Instructions to follow —
For each line below with the word "sehr", write out a copy.

Source material —
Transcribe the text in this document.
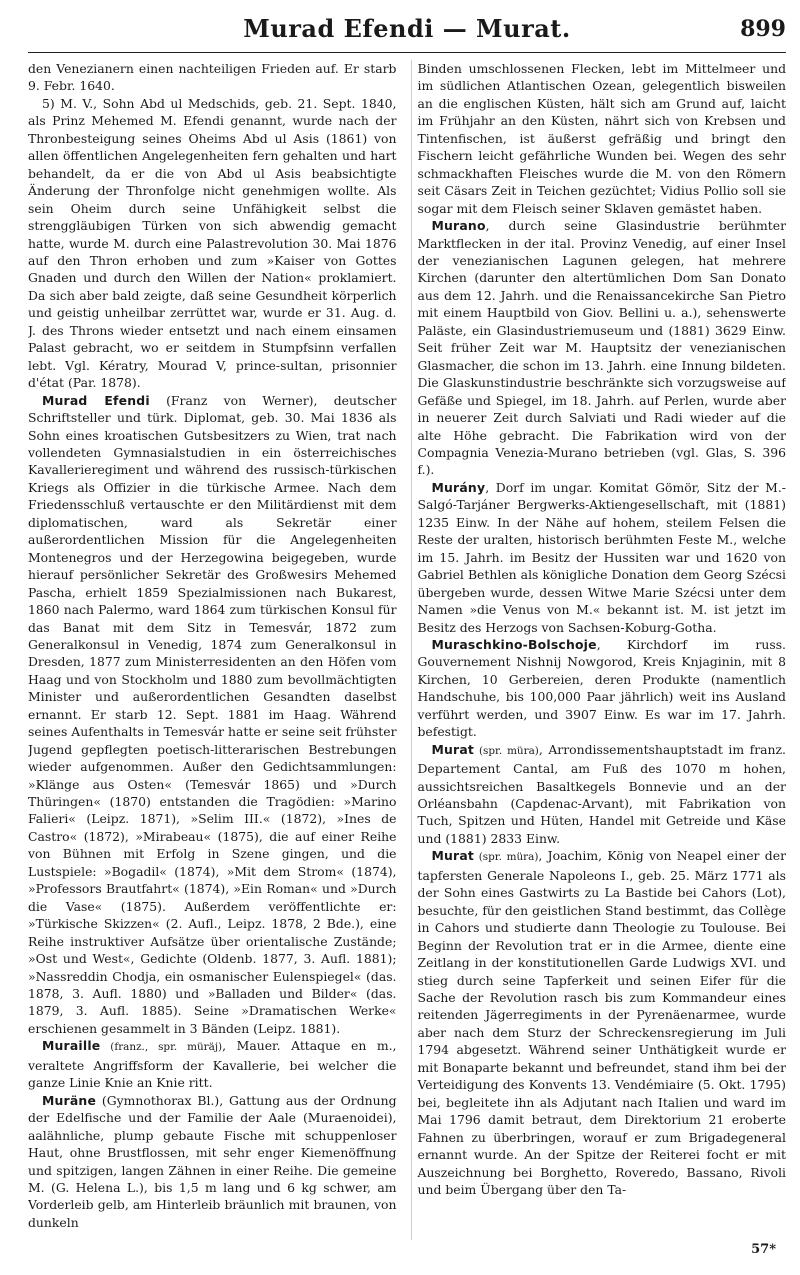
Murad Efendi — Murat.	899

den Venezianern einen nachteiligen Frieden auf. Er starb 9. Febr. 1640.

5) M. V., Sohn Abd ul Medschids, geb. 21. Sept. 1840, als Prinz Mehemed M. Efendi genannt, wurde nach der Thronbesteigung seines Oheims Abd ul Asis (1861) von allen öffentlichen Angelegenheiten fern gehalten und hart behandelt, da er die von Abd ul Asis beabsichtigte Änderung der Thronfolge nicht genehmigen wollte. Als sein Oheim durch seine Unfähigkeit selbst die strenggläubigen Türken von sich abwendig gemacht hatte, wurde M. durch eine Palastrevolution 30. Mai 1876 auf den Thron erhoben und zum »Kaiser von Gottes Gnaden und durch den Willen der Nation« proklamiert. Da sich aber bald zeigte, daß seine Gesundheit körperlich und geistig unheilbar zerrüttet war, wurde er 31. Aug. d. J. des Throns wieder entsetzt und nach einem einsamen Palast gebracht, wo er seitdem in Stumpfsinn verfallen lebt. Vgl. Kératry, Mourad V, prince-sultan, prisonnier d'état (Par. 1878).

Murad Efendi (Franz von Werner), deutscher Schriftsteller und türk. Diplomat, geb. 30. Mai 1836 als Sohn eines kroatischen Gutsbesitzers zu Wien, trat nach vollendeten Gymnasialstudien in ein österreichisches Kavallerieregiment und während des russisch-türkischen Kriegs als Offizier in die türkische Armee. Nach dem Friedensschluß vertauschte er den Militärdienst mit dem diplomatischen, ward als Sekretär einer außerordentlichen Mission für die Angelegenheiten Montenegros und der Herzegowina beigegeben, wurde hierauf persönlicher Sekretär des Großwesirs Mehemed Pascha, erhielt 1859 Spezialmissionen nach Bukarest, 1860 nach Palermo, ward 1864 zum türkischen Konsul für das Banat mit dem Sitz in Temesvár, 1872 zum Generalkonsul in Venedig, 1874 zum Generalkonsul in Dresden, 1877 zum Ministerresidenten an den Höfen vom Haag und von Stockholm und 1880 zum bevollmächtigten Minister und außerordentlichen Gesandten daselbst ernannt. Er starb 12. Sept. 1881 im Haag. Während seines Aufenthalts in Temesvár hatte er seine seit frühster Jugend gepflegten poetisch-litterarischen Bestrebungen wieder aufgenommen. Außer den Gedichtsammlungen: »Klänge aus Osten« (Temesvár 1865) und »Durch Thüringen« (1870) entstanden die Tragödien: »Marino Falieri« (Leipz. 1871), »Selim III.« (1872), »Ines de Castro« (1872), »Mirabeau« (1875), die auf einer Reihe von Bühnen mit Erfolg in Szene gingen, und die Lustspiele: »Bogadil« (1874), »Mit dem Strom« (1874), »Professors Brautfahrt« (1874), »Ein Roman« und »Durch die Vase« (1875). Außerdem veröffentlichte er: »Türkische Skizzen« (2. Aufl., Leipz. 1878, 2 Bde.), eine Reihe instruktiver Aufsätze über orientalische Zustände; »Ost und West«, Gedichte (Oldenb. 1877, 3. Aufl. 1881); »Nassreddin Chodja, ein osmanischer Eulenspiegel« (das. 1878, 3. Aufl. 1880) und »Balladen und Bilder« (das. 1879, 3. Aufl. 1885). Seine »Dramatischen Werke« erschienen gesammelt in 3 Bänden (Leipz. 1881).

Muraille (franz., spr. müräj), Mauer. Attaque en m., veraltete Angriffsform der Kavallerie, bei welcher die ganze Linie Knie an Knie ritt.

Muräne (Gymnothorax Bl.), Gattung aus der Ordnung der Edelfische und der Familie der Aale (Muraenoidei), aalähnliche, plump gebaute Fische mit schuppenloser Haut, ohne Brustflossen, mit sehr enger Kiemenöffnung und spitzigen, langen Zähnen in einer Reihe. Die gemeine M. (G. Helena L.), bis 1,5 m lang und 6 kg schwer, am Vorderleib gelb, am Hinterleib bräunlich mit braunen, von dunkeln

Binden umschlossenen Flecken, lebt im Mittelmeer und im südlichen Atlantischen Ozean, gelegentlich bisweilen an die englischen Küsten, hält sich am Grund auf, laicht im Frühjahr an den Küsten, nährt sich von Krebsen und Tintenfischen, ist äußerst gefräßig und bringt den Fischern leicht gefährliche Wunden bei. Wegen des sehr schmackhaften Fleisches wurde die M. von den Römern seit Cäsars Zeit in Teichen gezüchtet; Vidius Pollio soll sie sogar mit dem Fleisch seiner Sklaven gemästet haben.

Murano, durch seine Glasindustrie berühmter Marktflecken in der ital. Provinz Venedig, auf einer Insel der venezianischen Lagunen gelegen, hat mehrere Kirchen (darunter den altertümlichen Dom San Donato aus dem 12. Jahrh. und die Renaissancekirche San Pietro mit einem Hauptbild von Giov. Bellini u. a.), sehenswerte Paläste, ein Glasindustriemuseum und (1881) 3629 Einw. Seit früher Zeit war M. Hauptsitz der venezianischen Glasmacher, die schon im 13. Jahrh. eine Innung bildeten. Die Glaskunstindustrie beschränkte sich vorzugsweise auf Gefäße und Spiegel, im 18. Jahrh. auf Perlen, wurde aber in neuerer Zeit durch Salviati und Radi wieder auf die alte Höhe gebracht. Die Fabrikation wird von der Compagnia Venezia-Murano betrieben (vgl. Glas, S. 396 f.).

Murány, Dorf im ungar. Komitat Gömör, Sitz der M.-Salgó-Tarjáner Bergwerks-Aktiengesellschaft, mit (1881) 1235 Einw. In der Nähe auf hohem, steilem Felsen die Reste der uralten, historisch berühmten Feste M., welche im 15. Jahrh. im Besitz der Hussiten war und 1620 von Gabriel Bethlen als königliche Donation dem Georg Szécsi übergeben wurde, dessen Witwe Marie Szécsi unter dem Namen »die Venus von M.« bekannt ist. M. ist jetzt im Besitz des Herzogs von Sachsen-Koburg-Gotha.

Muraschkino-Bolschoje, Kirchdorf im russ. Gouvernement Nishnij Nowgorod, Kreis Knjaginin, mit 8 Kirchen, 10 Gerbereien, deren Produkte (namentlich Handschuhe, bis 100,000 Paar jährlich) weit ins Ausland verführt werden, und 3907 Einw. Es war im 17. Jahrh. befestigt.

Murat (spr. müra), Arrondissementshauptstadt im franz. Departement Cantal, am Fuß des 1070 m hohen, aussichtsreichen Basaltkegels Bonnevie und an der Orléansbahn (Capdenac-Arvant), mit Fabrikation von Tuch, Spitzen und Hüten, Handel mit Getreide und Käse und (1881) 2833 Einw.

Murat (spr. müra), Joachim, König von Neapel einer der tapfersten Generale Napoleons I., geb. 25. März 1771 als der Sohn eines Gastwirts zu La Bastide bei Cahors (Lot), besuchte, für den geistlichen Stand bestimmt, das Collège in Cahors und studierte dann Theologie zu Toulouse. Bei Beginn der Revolution trat er in die Armee, diente eine Zeitlang in der konstitutionellen Garde Ludwigs XVI. und stieg durch seine Tapferkeit und seinen Eifer für die Sache der Revolution rasch bis zum Kommandeur eines reitenden Jägerregiments in der Pyrenäenarmee, wurde aber nach dem Sturz der Schreckensregierung im Juli 1794 abgesetzt. Während seiner Unthätigkeit wurde er mit Bonaparte bekannt und befreundet, stand ihm bei der Verteidigung des Konvents 13. Vendémiaire (5. Okt. 1795) bei, begleitete ihn als Adjutant nach Italien und ward im Mai 1796 damit betraut, dem Direktorium 21 eroberte Fahnen zu überbringen, worauf er zum Brigadegeneral ernannt wurde. An der Spitze der Reiterei focht er mit Auszeichnung bei Borghetto, Roveredo, Bassano, Rivoli und beim Übergang über den Ta-

57*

Exercise output —
Muräne (Gymnothorax Bl.), Gattung aus der Ordnung der Edelfische und der Familie der Aale (Muraenoidei), aalähnliche, plump gebaute Fische mit schuppenloser Haut, ohne Brustflossen, mit sehr enger Kiemenöffnung und spitzigen, langen Zähnen in einer Reihe. Die gemeine M. (G. Helena L.), bis 1,5 m lang und 6 kg schwer, am Vorderleib gelb, am Hinterleib bräunlich mit braunen, von dunkeln
Binden umschlossenen Flecken, lebt im Mittelmeer und im südlichen Atlantischen Ozean, gelegentlich bisweilen an die englischen Küsten, hält sich am Grund auf, laicht im Frühjahr an den Küsten, nährt sich von Krebsen und Tintenfischen, ist äußerst gefräßig und bringt den Fischern leicht gefährliche Wunden bei. Wegen des sehr schmackhaften Fleisches wurde die M. von den Römern seit Cäsars Zeit in Teichen gezüchtet; Vidius Pollio soll sie sogar mit dem Fleisch seiner Sklaven gemästet haben.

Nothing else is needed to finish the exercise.